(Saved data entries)
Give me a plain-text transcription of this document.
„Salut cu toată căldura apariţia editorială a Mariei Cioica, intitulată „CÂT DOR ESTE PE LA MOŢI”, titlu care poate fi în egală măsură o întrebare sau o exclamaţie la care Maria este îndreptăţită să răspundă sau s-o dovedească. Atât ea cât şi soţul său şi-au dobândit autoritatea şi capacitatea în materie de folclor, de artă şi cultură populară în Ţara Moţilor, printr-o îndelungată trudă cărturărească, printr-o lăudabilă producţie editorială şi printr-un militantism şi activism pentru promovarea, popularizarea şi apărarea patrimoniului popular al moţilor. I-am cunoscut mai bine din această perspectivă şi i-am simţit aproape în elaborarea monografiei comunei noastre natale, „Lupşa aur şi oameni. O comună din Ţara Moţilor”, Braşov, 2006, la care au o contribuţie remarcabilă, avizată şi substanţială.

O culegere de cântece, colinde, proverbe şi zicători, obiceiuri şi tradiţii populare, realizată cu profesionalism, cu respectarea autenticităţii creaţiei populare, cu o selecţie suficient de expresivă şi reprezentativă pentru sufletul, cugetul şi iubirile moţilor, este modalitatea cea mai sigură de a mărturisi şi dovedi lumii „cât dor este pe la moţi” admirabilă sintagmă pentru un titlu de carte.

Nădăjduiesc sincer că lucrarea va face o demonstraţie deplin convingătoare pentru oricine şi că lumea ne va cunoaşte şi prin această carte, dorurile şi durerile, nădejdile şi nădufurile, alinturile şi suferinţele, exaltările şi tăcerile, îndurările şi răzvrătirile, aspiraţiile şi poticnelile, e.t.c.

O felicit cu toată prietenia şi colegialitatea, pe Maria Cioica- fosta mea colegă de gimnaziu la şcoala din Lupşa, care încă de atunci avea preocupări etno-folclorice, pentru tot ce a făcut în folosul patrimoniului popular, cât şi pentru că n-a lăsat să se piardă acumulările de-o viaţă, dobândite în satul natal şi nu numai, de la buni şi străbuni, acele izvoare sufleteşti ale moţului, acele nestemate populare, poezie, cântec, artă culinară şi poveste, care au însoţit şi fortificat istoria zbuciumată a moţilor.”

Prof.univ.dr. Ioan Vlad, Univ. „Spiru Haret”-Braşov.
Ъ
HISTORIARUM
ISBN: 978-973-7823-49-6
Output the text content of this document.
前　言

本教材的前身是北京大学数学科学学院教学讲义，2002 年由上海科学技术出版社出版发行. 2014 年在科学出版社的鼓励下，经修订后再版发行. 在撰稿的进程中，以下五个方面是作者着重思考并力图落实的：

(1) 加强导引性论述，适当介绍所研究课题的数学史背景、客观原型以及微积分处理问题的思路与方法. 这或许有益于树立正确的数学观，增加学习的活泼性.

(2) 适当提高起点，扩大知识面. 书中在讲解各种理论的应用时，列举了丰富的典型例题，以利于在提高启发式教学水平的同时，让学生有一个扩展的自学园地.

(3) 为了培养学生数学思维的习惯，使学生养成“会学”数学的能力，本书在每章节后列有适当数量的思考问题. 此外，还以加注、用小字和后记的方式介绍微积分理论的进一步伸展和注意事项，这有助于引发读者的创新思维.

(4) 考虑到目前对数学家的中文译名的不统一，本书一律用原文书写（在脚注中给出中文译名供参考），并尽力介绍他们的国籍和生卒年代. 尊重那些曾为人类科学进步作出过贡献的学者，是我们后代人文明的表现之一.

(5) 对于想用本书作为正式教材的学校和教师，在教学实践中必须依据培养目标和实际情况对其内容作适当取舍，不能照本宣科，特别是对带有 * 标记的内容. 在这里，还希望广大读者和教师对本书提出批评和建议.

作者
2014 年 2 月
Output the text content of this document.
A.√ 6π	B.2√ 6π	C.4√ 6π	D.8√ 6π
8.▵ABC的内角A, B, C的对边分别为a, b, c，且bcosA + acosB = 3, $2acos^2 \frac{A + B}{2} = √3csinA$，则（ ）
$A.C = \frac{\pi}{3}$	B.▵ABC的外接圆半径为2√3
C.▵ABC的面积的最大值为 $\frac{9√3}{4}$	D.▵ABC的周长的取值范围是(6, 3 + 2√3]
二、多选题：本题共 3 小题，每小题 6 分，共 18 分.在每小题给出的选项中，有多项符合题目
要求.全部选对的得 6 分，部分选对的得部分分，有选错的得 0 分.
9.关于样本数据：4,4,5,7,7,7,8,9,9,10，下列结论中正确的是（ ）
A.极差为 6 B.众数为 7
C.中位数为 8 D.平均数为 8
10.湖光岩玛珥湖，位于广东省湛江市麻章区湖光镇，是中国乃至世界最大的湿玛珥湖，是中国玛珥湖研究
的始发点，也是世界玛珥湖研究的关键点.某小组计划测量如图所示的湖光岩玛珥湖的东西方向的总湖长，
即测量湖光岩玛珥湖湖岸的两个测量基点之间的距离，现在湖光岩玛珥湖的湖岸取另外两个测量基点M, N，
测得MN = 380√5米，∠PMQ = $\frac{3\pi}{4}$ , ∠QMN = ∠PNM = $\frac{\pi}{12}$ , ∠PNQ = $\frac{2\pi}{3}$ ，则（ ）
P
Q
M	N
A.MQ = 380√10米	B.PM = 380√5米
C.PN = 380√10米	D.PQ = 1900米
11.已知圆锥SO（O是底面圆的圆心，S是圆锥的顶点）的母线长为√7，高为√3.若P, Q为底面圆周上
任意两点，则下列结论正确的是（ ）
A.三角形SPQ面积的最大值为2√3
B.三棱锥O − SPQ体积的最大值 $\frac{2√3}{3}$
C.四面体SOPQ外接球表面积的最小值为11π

◆ **WRITTEN EXERCISE**
Set down the listing above in full, please, exactly as it appears.

◆ **EXERCISE RESPONSE**
Give me a plain-text transcription of this document.
„Salut cu toată căldura apariţia editorială a Mariei Cioica, intitulată „CÂT DOR ESTE PE LA MOŢI”, titlu care poate fi în egală măsură o întrebare sau o exclamaţie la care Maria este îndreptăţită să răspundă sau s-o dovedească. Atât ea cât şi soţul său şi-au dobândit autoritatea şi capacitatea în materie de folclor, de artă şi cultură populară în Ţara Moţilor, printr-o îndelungată trudă cărturărească, printr-o lăudabilă producţie editorială şi printr-un militantism şi activism pentru promovarea, popularizarea şi apărarea patrimoniului popular al moţilor. I-am cunoscut mai bine din această perspectivă şi i-am simţit aproape în elaborarea monografiei comunei noastre natale, „Lupşa aur şi oameni. O comună din Ţara Moţilor”, Braşov, 2006, la care au o contribuţie remarcabilă, avizată şi substanţială.

O culegere de cântece, colinde, proverbe şi zicători, obiceiuri şi tradiţii populare, realizată cu profesionalism, cu respectarea autenticităţii creaţiei populare, cu o selecţie suficient de expresivă şi reprezentativă pentru sufletul, cugetul şi iubirile moţilor, este modalitatea cea mai sigură de a mărturisi şi dovedi lumii „cât dor este pe la moţi” admirabilă sintagmă pentru un titlu de carte.

Nădăjduiesc sincer că lucrarea va face o demonstraţie deplin convingătoare pentru oricine şi că lumea ne va cunoaşte şi prin această carte, dorurile şi durerile, nădejdile şi nădufurile, alinturile şi suferinţele, exaltările şi tăcerile, îndurările şi răzvrătirile, aspiraţiile şi poticnelile, e.t.c.

O felicit cu toată prietenia şi colegialitatea, pe Maria Cioica- fosta mea colegă de gimnaziu la şcoala din Lupşa, care încă de atunci avea preocupări etno-folclorice, pentru tot ce a făcut în folosul patrimoniului popular, cât şi pentru că n-a lăsat să se piardă acumulările de-o viaţă, dobândite în satul natal şi nu numai, de la buni şi străbuni, acele izvoare sufleteşti ale moţului, acele nestemate populare, poezie, cântec, artă culinară şi poveste, care au însoţit şi fortificat istoria zbuciumată a moţilor.”

Prof.univ.dr. Ioan Vlad, Univ. „Spiru Haret”-Braşov.
Ъ
HISTORIARUM
ISBN: 978-973-7823-49-6
Output the text content of this document.
前　言

本教材的前身是北京大学数学科学学院教学讲义，2002 年由上海科学技术出版社出版发行. 2014 年在科学出版社的鼓励下，经修订后再版发行. 在撰稿的进程中，以下五个方面是作者着重思考并力图落实的：

(1) 加强导引性论述，适当介绍所研究课题的数学史背景、客观原型以及微积分处理问题的思路与方法. 这或许有益于树立正确的数学观，增加学习的活泼性.

(2) 适当提高起点，扩大知识面. 书中在讲解各种理论的应用时，列举了丰富的典型例题，以利于在提高启发式教学水平的同时，让学生有一个扩展的自学园地.

(3) 为了培养学生数学思维的习惯，使学生养成“会学”数学的能力，本书在每章节后列有适当数量的思考问题. 此外，还以加注、用小字和后记的方式介绍微积分理论的进一步伸展和注意事项，这有助于引发读者的创新思维.

(4) 考虑到目前对数学家的中文译名的不统一，本书一律用原文书写（在脚注中给出中文译名供参考），并尽力介绍他们的国籍和生卒年代. 尊重那些曾为人类科学进步作出过贡献的学者，是我们后代人文明的表现之一.

(5) 对于想用本书作为正式教材的学校和教师，在教学实践中必须依据培养目标和实际情况对其内容作适当取舍，不能照本宣科，特别是对带有 * 标记的内容. 在这里，还希望广大读者和教师对本书提出批评和建议.

作者
2014 年 2 月
Output the text content of this document.
A.√ 6π	B.2√ 6π	C.4√ 6π	D.8√ 6π
8.▵ABC的内角A, B, C的对边分别为a, b, c，且bcosA + acosB = 3, $2acos^2 \frac{A + B}{2} = √3csinA$，则（ ）
$A.C = \frac{\pi}{3}$	B.▵ABC的外接圆半径为2√3
C.▵ABC的面积的最大值为 $\frac{9√3}{4}$	D.▵ABC的周长的取值范围是(6, 3 + 2√3]
二、多选题：本题共 3 小题，每小题 6 分，共 18 分.在每小题给出的选项中，有多项符合题目
要求.全部选对的得 6 分，部分选对的得部分分，有选错的得 0 分.
9.关于样本数据：4,4,5,7,7,7,8,9,9,10，下列结论中正确的是（ ）
A.极差为 6 B.众数为 7
C.中位数为 8 D.平均数为 8
10.湖光岩玛珥湖，位于广东省湛江市麻章区湖光镇，是中国乃至世界最大的湿玛珥湖，是中国玛珥湖研究
的始发点，也是世界玛珥湖研究的关键点.某小组计划测量如图所示的湖光岩玛珥湖的东西方向的总湖长，
即测量湖光岩玛珥湖湖岸的两个测量基点之间的距离，现在湖光岩玛珥湖的湖岸取另外两个测量基点M, N，
测得MN = 380√5米，∠PMQ = $\frac{3\pi}{4}$ , ∠QMN = ∠PNM = $\frac{\pi}{12}$ , ∠PNQ = $\frac{2\pi}{3}$ ，则（ ）
P
Q
M	N
A.MQ = 380√10米	B.PM = 380√5米
C.PN = 380√10米	D.PQ = 1900米
11.已知圆锥SO（O是底面圆的圆心，S是圆锥的顶点）的母线长为√7，高为√3.若P, Q为底面圆周上
任意两点，则下列结论正确的是（ ）
A.三角形SPQ面积的最大值为2√3
B.三棱锥O − SPQ体积的最大值 $\frac{2√3}{3}$
C.四面体SOPQ外接球表面积的最小值为11π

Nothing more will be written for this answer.